» **PROBLEM DETAILS**:
Pick out the lines below with "Cloudiness" and list them.

[Structured figure records]
'''

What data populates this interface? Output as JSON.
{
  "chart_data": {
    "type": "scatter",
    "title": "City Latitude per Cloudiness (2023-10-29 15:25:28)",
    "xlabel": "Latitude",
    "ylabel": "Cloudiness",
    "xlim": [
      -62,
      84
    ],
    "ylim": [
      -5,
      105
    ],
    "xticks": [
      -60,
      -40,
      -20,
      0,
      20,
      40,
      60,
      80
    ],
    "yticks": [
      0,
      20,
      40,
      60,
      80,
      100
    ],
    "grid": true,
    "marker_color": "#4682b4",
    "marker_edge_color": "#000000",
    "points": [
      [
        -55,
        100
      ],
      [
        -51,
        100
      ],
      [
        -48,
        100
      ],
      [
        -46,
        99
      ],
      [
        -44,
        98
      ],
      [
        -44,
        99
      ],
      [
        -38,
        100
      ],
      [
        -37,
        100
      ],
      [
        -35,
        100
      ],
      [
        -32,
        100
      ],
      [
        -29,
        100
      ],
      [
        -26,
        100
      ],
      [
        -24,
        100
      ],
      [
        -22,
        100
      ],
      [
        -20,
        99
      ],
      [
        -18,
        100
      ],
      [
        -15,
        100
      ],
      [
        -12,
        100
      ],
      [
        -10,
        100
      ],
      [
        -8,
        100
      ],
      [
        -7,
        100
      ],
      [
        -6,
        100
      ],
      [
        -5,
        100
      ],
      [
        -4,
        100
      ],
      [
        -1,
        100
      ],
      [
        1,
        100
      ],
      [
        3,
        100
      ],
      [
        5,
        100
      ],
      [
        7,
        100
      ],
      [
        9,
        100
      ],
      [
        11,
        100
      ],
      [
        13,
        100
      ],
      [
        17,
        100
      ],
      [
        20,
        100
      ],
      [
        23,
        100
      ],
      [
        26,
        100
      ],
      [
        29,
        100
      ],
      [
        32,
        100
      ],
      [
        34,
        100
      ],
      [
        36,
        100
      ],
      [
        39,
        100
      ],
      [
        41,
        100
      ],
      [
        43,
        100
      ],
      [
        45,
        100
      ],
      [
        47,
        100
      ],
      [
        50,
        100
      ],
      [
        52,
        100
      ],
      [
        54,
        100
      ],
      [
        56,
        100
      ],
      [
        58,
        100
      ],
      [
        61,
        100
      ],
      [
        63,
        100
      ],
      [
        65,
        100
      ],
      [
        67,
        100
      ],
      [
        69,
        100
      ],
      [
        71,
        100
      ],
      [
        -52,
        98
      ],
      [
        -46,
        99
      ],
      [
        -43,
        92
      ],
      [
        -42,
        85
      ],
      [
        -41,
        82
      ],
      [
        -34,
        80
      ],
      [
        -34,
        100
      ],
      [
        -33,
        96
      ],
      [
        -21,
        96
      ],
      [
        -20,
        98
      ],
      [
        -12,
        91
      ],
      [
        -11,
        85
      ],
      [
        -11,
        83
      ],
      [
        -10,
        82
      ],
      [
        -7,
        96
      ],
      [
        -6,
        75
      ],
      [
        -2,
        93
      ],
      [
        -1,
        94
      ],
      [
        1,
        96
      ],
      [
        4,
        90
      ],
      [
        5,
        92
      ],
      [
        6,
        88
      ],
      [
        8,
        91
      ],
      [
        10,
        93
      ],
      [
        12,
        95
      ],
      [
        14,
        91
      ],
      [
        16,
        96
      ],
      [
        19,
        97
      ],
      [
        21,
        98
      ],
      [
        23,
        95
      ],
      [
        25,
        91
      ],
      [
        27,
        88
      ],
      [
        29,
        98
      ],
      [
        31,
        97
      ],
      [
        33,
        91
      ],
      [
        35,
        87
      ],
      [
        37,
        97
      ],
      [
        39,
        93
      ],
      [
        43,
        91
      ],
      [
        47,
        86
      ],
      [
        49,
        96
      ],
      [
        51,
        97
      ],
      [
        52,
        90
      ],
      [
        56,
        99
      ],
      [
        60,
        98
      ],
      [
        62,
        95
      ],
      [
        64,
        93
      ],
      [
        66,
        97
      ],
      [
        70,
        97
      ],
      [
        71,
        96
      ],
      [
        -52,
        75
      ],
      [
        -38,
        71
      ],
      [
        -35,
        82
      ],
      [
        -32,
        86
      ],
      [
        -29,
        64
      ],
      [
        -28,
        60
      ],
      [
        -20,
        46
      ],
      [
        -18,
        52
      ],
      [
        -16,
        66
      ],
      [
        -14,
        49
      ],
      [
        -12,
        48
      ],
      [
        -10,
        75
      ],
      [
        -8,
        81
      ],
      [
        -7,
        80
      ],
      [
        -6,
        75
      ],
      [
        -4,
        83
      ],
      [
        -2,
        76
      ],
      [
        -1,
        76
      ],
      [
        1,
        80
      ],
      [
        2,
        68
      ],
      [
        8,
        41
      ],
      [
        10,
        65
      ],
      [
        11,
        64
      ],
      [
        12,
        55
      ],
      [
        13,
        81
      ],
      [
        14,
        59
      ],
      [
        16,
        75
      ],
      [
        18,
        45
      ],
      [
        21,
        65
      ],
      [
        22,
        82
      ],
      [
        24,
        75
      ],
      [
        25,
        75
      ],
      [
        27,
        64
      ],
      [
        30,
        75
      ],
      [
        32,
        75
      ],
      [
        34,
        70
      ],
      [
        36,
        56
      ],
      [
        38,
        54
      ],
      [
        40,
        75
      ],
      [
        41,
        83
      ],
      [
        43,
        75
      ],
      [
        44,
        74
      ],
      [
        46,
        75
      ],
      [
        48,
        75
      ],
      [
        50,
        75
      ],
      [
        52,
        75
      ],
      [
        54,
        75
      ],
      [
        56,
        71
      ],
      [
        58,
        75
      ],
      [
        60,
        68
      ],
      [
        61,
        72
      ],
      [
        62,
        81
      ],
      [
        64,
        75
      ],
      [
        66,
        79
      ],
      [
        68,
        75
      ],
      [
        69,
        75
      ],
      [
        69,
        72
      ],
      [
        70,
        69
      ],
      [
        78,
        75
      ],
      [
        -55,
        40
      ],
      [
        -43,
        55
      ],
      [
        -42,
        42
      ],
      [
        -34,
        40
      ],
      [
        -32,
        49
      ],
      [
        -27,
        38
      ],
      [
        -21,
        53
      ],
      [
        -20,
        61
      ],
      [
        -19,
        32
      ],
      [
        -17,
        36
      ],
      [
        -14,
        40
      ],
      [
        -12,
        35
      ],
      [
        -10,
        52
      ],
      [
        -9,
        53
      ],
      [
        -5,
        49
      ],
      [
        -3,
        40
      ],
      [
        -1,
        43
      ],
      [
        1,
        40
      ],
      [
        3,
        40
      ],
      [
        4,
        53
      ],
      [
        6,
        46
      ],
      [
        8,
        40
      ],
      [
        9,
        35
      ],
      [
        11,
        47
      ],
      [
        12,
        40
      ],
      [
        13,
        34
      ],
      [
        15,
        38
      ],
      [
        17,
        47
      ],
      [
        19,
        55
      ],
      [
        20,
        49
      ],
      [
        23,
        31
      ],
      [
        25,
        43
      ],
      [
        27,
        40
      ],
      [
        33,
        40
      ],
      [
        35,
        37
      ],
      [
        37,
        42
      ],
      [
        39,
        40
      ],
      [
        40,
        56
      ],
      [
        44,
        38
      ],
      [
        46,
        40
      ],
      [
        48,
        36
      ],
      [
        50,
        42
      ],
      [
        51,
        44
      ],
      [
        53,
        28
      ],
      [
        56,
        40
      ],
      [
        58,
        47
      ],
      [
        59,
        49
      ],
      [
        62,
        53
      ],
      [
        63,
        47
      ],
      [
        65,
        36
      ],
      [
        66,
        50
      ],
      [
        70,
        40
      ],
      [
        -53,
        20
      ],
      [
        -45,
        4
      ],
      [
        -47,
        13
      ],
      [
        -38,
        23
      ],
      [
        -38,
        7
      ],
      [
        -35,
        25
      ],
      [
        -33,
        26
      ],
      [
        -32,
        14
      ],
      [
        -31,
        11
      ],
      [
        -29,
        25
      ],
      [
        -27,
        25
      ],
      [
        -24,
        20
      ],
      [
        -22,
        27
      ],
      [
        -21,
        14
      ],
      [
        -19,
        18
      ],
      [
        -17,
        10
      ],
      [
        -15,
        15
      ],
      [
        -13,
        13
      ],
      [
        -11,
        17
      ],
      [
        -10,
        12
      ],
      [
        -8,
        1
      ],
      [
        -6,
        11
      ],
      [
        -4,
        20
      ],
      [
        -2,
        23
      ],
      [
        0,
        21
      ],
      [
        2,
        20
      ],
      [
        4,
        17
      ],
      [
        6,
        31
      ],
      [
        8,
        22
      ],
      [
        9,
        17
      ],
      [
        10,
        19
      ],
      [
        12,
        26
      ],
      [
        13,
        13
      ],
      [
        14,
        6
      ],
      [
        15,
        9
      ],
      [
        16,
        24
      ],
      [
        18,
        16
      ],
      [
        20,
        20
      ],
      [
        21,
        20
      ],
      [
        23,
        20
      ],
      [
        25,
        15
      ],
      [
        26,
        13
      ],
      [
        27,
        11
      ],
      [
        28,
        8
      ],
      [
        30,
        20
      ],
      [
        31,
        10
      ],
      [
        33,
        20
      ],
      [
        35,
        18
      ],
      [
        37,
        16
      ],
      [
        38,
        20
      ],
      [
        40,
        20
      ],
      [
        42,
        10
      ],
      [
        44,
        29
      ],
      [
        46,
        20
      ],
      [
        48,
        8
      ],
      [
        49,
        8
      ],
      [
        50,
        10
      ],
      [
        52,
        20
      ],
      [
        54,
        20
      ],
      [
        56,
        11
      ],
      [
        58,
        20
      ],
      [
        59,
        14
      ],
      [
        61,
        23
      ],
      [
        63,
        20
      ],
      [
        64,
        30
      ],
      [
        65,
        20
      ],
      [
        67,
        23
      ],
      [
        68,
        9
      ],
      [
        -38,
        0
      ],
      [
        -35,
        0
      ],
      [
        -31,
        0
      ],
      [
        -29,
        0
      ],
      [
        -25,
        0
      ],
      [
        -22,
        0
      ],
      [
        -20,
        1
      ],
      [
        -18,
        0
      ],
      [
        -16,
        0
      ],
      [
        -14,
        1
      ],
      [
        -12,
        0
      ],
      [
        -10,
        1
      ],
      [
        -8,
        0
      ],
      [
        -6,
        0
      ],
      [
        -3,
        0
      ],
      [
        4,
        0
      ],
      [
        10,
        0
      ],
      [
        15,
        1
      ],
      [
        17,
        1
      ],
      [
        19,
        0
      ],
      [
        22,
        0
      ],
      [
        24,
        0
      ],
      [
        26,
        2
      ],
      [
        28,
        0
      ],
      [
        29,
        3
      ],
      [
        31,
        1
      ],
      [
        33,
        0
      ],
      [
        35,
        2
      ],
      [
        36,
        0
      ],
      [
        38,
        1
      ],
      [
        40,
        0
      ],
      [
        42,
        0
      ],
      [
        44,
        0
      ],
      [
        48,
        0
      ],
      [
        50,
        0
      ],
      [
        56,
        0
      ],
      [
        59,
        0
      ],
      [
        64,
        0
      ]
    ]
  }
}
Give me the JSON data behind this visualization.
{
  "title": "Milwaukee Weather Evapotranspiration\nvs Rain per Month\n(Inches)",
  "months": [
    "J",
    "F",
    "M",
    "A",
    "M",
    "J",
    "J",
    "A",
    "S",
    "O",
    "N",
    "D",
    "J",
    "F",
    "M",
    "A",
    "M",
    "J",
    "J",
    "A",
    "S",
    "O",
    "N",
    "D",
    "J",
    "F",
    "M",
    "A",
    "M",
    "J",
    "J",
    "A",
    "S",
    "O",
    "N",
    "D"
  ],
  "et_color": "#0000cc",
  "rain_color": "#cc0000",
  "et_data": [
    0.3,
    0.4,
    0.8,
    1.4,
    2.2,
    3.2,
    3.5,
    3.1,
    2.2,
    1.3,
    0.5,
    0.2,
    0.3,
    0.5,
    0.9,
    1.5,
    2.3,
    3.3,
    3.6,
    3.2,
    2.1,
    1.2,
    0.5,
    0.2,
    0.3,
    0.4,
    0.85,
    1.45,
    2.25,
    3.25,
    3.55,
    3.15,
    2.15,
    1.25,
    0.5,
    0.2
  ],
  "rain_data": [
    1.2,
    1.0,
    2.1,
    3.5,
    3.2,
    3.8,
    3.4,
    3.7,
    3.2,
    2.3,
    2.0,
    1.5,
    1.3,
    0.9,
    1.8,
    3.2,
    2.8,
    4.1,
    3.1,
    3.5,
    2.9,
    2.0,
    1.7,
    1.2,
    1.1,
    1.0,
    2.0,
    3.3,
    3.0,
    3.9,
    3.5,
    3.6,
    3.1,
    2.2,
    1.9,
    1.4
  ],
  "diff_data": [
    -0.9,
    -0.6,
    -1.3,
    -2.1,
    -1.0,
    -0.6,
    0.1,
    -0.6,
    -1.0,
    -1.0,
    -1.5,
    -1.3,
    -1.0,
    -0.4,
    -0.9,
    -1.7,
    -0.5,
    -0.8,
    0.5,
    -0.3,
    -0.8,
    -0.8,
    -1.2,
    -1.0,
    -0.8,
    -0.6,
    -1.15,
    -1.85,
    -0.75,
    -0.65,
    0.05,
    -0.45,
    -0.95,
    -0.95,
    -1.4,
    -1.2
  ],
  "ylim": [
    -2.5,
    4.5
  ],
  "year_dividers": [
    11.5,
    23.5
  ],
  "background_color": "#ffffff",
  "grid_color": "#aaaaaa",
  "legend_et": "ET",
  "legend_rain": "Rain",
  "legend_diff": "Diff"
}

'''

» **WRITTEN ANSWER**:
    "title": "City Latitude per Cloudiness (2023-10-29 15:25:28)",
    "ylabel": "Cloudiness",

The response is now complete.